Un bloc de données
#####

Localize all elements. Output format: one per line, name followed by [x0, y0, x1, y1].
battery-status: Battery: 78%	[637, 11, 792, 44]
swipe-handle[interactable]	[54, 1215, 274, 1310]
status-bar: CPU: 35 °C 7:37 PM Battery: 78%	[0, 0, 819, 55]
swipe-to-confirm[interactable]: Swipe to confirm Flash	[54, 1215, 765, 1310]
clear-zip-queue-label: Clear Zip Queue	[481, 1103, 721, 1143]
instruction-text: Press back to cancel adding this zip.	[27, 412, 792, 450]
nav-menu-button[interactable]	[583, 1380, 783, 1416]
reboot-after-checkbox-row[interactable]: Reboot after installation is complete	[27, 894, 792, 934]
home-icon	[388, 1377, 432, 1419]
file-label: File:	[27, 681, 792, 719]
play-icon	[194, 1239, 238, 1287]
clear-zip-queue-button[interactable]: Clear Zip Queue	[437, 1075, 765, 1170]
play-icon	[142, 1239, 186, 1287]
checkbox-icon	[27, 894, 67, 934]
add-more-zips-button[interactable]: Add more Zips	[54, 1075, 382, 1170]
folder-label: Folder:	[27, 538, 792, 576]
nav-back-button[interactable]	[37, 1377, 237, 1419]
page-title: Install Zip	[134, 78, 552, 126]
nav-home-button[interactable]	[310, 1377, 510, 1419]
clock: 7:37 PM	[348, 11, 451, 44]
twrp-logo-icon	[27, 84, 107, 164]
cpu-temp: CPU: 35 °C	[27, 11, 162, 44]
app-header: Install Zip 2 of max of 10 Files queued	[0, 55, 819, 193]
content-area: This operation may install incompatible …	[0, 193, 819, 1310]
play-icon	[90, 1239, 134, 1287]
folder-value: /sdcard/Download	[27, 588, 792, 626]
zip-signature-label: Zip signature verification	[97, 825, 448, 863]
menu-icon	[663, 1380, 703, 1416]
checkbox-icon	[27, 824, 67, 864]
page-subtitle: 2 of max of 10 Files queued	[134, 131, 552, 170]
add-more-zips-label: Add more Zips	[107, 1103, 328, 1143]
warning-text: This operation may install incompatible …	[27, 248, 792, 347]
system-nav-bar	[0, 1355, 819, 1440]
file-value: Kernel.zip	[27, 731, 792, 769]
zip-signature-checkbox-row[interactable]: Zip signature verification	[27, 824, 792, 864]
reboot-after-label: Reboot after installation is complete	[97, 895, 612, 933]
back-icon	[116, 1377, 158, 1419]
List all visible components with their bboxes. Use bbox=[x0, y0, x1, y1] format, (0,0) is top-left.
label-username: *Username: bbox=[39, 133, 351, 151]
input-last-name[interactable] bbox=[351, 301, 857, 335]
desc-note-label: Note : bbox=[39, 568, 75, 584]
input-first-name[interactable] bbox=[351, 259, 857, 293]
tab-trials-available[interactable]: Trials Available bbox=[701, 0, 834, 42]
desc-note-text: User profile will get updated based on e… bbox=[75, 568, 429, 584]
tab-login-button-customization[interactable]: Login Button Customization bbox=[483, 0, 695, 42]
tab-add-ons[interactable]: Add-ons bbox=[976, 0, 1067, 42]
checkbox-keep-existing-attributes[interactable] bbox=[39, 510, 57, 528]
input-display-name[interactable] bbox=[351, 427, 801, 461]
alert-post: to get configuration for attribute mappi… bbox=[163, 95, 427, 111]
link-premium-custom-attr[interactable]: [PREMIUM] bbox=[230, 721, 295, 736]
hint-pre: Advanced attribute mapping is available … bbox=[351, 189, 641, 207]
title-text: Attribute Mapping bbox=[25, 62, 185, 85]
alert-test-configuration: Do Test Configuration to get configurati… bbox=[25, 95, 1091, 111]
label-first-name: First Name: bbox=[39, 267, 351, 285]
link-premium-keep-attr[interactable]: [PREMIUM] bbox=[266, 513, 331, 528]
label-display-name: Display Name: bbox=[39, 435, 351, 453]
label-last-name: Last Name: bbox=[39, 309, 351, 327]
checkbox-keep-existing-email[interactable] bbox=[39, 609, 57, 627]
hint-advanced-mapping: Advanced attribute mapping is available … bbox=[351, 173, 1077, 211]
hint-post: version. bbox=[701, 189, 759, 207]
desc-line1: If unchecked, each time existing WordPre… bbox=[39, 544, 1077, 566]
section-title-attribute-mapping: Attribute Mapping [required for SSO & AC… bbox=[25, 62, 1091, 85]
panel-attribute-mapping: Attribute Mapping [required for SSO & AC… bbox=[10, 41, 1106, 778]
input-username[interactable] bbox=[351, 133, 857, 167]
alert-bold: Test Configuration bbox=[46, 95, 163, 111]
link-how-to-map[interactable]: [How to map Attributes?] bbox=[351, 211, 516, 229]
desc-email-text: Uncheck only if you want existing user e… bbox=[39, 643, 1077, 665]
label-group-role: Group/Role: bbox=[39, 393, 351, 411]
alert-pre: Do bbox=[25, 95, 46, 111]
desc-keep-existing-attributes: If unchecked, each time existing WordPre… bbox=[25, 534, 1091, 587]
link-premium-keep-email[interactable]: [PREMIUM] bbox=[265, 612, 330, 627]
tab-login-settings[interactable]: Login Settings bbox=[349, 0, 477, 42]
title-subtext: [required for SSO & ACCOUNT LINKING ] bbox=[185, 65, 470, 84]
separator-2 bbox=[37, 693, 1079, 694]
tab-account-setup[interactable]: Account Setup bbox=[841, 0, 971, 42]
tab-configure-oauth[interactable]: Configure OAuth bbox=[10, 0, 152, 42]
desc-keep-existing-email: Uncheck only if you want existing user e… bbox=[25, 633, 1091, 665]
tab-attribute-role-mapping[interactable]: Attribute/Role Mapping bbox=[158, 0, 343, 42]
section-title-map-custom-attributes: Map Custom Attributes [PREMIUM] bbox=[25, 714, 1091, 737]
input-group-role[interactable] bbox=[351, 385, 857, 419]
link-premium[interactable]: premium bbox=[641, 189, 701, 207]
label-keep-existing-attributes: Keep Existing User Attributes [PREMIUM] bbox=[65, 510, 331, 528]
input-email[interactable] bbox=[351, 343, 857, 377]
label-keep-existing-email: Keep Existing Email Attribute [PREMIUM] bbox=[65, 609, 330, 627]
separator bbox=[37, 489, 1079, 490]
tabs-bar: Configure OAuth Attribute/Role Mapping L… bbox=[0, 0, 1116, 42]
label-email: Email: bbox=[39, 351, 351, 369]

#####

__CONSIGNE__:
Reproduisez toutes les lignes du listing ci-dessus, à l'identique et sans rien omettre.

__TRAVAIL RÉALISÉ__:
Localize all elements. Output format: one per line, name followed by [x0, y0, x1, y1].
battery-status: Battery: 78%	[637, 11, 792, 44]
swipe-handle[interactable]	[54, 1215, 274, 1310]
status-bar: CPU: 35 °C 7:37 PM Battery: 78%	[0, 0, 819, 55]
swipe-to-confirm[interactable]: Swipe to confirm Flash	[54, 1215, 765, 1310]
clear-zip-queue-label: Clear Zip Queue	[481, 1103, 721, 1143]
instruction-text: Press back to cancel adding this zip.	[27, 412, 792, 450]
nav-menu-button[interactable]	[583, 1380, 783, 1416]
reboot-after-checkbox-row[interactable]: Reboot after installation is complete	[27, 894, 792, 934]
home-icon	[388, 1377, 432, 1419]
file-label: File:	[27, 681, 792, 719]
play-icon	[194, 1239, 238, 1287]
clear-zip-queue-button[interactable]: Clear Zip Queue	[437, 1075, 765, 1170]
play-icon	[142, 1239, 186, 1287]
checkbox-icon	[27, 894, 67, 934]
add-more-zips-button[interactable]: Add more Zips	[54, 1075, 382, 1170]
folder-label: Folder:	[27, 538, 792, 576]
nav-back-button[interactable]	[37, 1377, 237, 1419]
page-title: Install Zip	[134, 78, 552, 126]
nav-home-button[interactable]	[310, 1377, 510, 1419]
clock: 7:37 PM	[348, 11, 451, 44]
twrp-logo-icon	[27, 84, 107, 164]
cpu-temp: CPU: 35 °C	[27, 11, 162, 44]
app-header: Install Zip 2 of max of 10 Files queued	[0, 55, 819, 193]
content-area: This operation may install incompatible …	[0, 193, 819, 1310]
play-icon	[90, 1239, 134, 1287]
folder-value: /sdcard/Download	[27, 588, 792, 626]
zip-signature-label: Zip signature verification	[97, 825, 448, 863]
menu-icon	[663, 1380, 703, 1416]
checkbox-icon	[27, 824, 67, 864]
page-subtitle: 2 of max of 10 Files queued	[134, 131, 552, 170]
add-more-zips-label: Add more Zips	[107, 1103, 328, 1143]
warning-text: This operation may install incompatible …	[27, 248, 792, 347]
system-nav-bar	[0, 1355, 819, 1440]
file-value: Kernel.zip	[27, 731, 792, 769]
zip-signature-checkbox-row[interactable]: Zip signature verification	[27, 824, 792, 864]
reboot-after-label: Reboot after installation is complete	[97, 895, 612, 933]
back-icon	[116, 1377, 158, 1419]
List all visible components with their bboxes. Use bbox=[x0, y0, x1, y1] format, (0,0) is top-left.
label-username: *Username: bbox=[39, 133, 351, 151]
input-last-name[interactable] bbox=[351, 301, 857, 335]
desc-note-label: Note : bbox=[39, 568, 75, 584]
input-first-name[interactable] bbox=[351, 259, 857, 293]
tab-trials-available[interactable]: Trials Available bbox=[701, 0, 834, 42]
desc-note-text: User profile will get updated based on e… bbox=[75, 568, 429, 584]
tab-login-button-customization[interactable]: Login Button Customization bbox=[483, 0, 695, 42]
tab-add-ons[interactable]: Add-ons bbox=[976, 0, 1067, 42]
checkbox-keep-existing-attributes[interactable] bbox=[39, 510, 57, 528]
input-display-name[interactable] bbox=[351, 427, 801, 461]
alert-post: to get configuration for attribute mappi… bbox=[163, 95, 427, 111]
link-premium-custom-attr[interactable]: [PREMIUM] bbox=[230, 721, 295, 736]
hint-pre: Advanced attribute mapping is available … bbox=[351, 189, 641, 207]
title-text: Attribute Mapping bbox=[25, 62, 185, 85]
alert-test-configuration: Do Test Configuration to get configurati… bbox=[25, 95, 1091, 111]
label-first-name: First Name: bbox=[39, 267, 351, 285]
link-premium-keep-attr[interactable]: [PREMIUM] bbox=[266, 513, 331, 528]
label-display-name: Display Name: bbox=[39, 435, 351, 453]
label-last-name: Last Name: bbox=[39, 309, 351, 327]
checkbox-keep-existing-email[interactable] bbox=[39, 609, 57, 627]
hint-advanced-mapping: Advanced attribute mapping is available … bbox=[351, 173, 1077, 211]
hint-post: version. bbox=[701, 189, 759, 207]
desc-line1: If unchecked, each time existing WordPre… bbox=[39, 544, 1077, 566]
section-title-attribute-mapping: Attribute Mapping [required for SSO & AC… bbox=[25, 62, 1091, 85]
panel-attribute-mapping: Attribute Mapping [required for SSO & AC… bbox=[10, 41, 1106, 778]
input-username[interactable] bbox=[351, 133, 857, 167]
alert-bold: Test Configuration bbox=[46, 95, 163, 111]
link-how-to-map[interactable]: [How to map Attributes?] bbox=[351, 211, 516, 229]
desc-email-text: Uncheck only if you want existing user e… bbox=[39, 643, 1077, 665]
label-group-role: Group/Role: bbox=[39, 393, 351, 411]
alert-pre: Do bbox=[25, 95, 46, 111]
desc-keep-existing-attributes: If unchecked, each time existing WordPre… bbox=[25, 534, 1091, 587]
link-premium-keep-email[interactable]: [PREMIUM] bbox=[265, 612, 330, 627]
tab-login-settings[interactable]: Login Settings bbox=[349, 0, 477, 42]
title-subtext: [required for SSO & ACCOUNT LINKING ] bbox=[185, 65, 470, 84]
separator-2 bbox=[37, 693, 1079, 694]
tab-account-setup[interactable]: Account Setup bbox=[841, 0, 971, 42]
tab-configure-oauth[interactable]: Configure OAuth bbox=[10, 0, 152, 42]
desc-keep-existing-email: Uncheck only if you want existing user e… bbox=[25, 633, 1091, 665]
tab-attribute-role-mapping[interactable]: Attribute/Role Mapping bbox=[158, 0, 343, 42]
section-title-map-custom-attributes: Map Custom Attributes [PREMIUM] bbox=[25, 714, 1091, 737]
input-group-role[interactable] bbox=[351, 385, 857, 419]
link-premium[interactable]: premium bbox=[641, 189, 701, 207]
label-keep-existing-attributes: Keep Existing User Attributes [PREMIUM] bbox=[65, 510, 331, 528]
input-email[interactable] bbox=[351, 343, 857, 377]
label-keep-existing-email: Keep Existing Email Attribute [PREMIUM] bbox=[65, 609, 330, 627]
separator bbox=[37, 489, 1079, 490]
tabs-bar: Configure OAuth Attribute/Role Mapping L… bbox=[0, 0, 1116, 42]
label-email: Email: bbox=[39, 351, 351, 369]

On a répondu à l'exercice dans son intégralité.